§ Exercise text:
--*--

Haskell Do-Its: Wrangling JS Assets

One convenient feature of Rails is the asset pipeline. It is a built-in mechanism for packaging Javascripts and other assets in ways that are optimal for delivery over the web. For example, packaging javascripts and serving them as a single file to reduce server requests. Here we will look at the start of such a feature in Happstack, uning JMacro.

Before we begin, we’ll need some pragmas. OverloadedStrings is because we want our string literals to be handled like Text where appropriate. QuasiQuotes is needed because JMacro relies on them.

{-# LANGUAGE OverloadedStrings #-}
{-# LANGUAGE QuasiQuotes #-}

First we make our module declaration and imports.

module Main where

import Data.Monoid (mconcat)
import Happstack.Server (Conf(..), ServerPart, Response, toResponse, simpleHTTP, nullConf, dir, ok)
import Happstack.Server.JMacro

import Control.Monad (msum)
import Text.Blaze ((!))
import Language.Javascript.JMacro
import qualified Text.Blaze.Html5 as H
import qualified Text.Blaze.Html5.Attributes as A

A couple of the highlights from our imports:

Monoids: A monoid is an associative operation with an identity. String concatenation, for example, can be grouped in any order, and uses an empty string for identity (concatenating an empty string with any other string always returns the other string)

Happstack: Happstack is the web library. I won’t explain much about how Happstack works, but for our purposes here, we are simply mapping paths to functions (handlers).

Blaze: Blaze is how we will generate HTML. It’s not essential to the examples here, so I won’t go into much detail about it here.

--*--

§ Material supplied:
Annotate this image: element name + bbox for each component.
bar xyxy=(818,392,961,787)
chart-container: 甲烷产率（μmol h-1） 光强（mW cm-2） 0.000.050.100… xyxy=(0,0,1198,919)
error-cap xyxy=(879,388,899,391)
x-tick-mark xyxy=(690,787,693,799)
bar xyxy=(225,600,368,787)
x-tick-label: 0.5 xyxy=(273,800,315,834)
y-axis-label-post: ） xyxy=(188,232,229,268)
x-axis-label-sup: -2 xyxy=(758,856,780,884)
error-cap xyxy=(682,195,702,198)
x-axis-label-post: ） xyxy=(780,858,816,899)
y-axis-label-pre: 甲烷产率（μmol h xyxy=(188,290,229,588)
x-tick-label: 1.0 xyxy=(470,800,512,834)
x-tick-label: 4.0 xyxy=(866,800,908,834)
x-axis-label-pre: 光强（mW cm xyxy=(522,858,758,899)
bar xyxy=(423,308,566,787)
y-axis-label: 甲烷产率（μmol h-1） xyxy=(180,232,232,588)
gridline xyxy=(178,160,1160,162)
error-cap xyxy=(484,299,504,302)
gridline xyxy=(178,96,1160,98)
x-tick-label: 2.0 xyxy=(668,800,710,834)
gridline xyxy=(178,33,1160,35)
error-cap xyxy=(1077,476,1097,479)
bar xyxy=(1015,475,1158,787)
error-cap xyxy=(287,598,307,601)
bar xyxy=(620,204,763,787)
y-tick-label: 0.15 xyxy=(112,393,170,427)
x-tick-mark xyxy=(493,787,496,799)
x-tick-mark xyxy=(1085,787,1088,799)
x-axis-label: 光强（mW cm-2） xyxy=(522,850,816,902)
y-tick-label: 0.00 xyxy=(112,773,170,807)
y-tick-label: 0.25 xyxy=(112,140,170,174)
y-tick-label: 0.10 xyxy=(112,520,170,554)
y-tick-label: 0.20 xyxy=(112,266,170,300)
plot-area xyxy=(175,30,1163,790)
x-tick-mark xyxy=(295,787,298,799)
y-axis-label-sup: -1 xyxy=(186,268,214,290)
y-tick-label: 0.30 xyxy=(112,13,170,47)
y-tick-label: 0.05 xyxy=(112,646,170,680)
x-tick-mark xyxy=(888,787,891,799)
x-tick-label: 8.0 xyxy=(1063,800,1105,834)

--*--

§ Work to complete:
Can you revise the part of the article that opens with "First we make" and closes with "import Control.Monad (msum)", with "msum" replaced by "asum"? Rely on the article alone.

§ Solution to the exercise:
First we make our module declaration and imports.

module Main where

import Data.Monoid (mconcat)
import Happstack.Server (Conf(..), ServerPart, Response, toResponse, simpleHTTP, nullConf, dir, ok)
import Happstack.Server.JMacro

import Control.Monad (asum)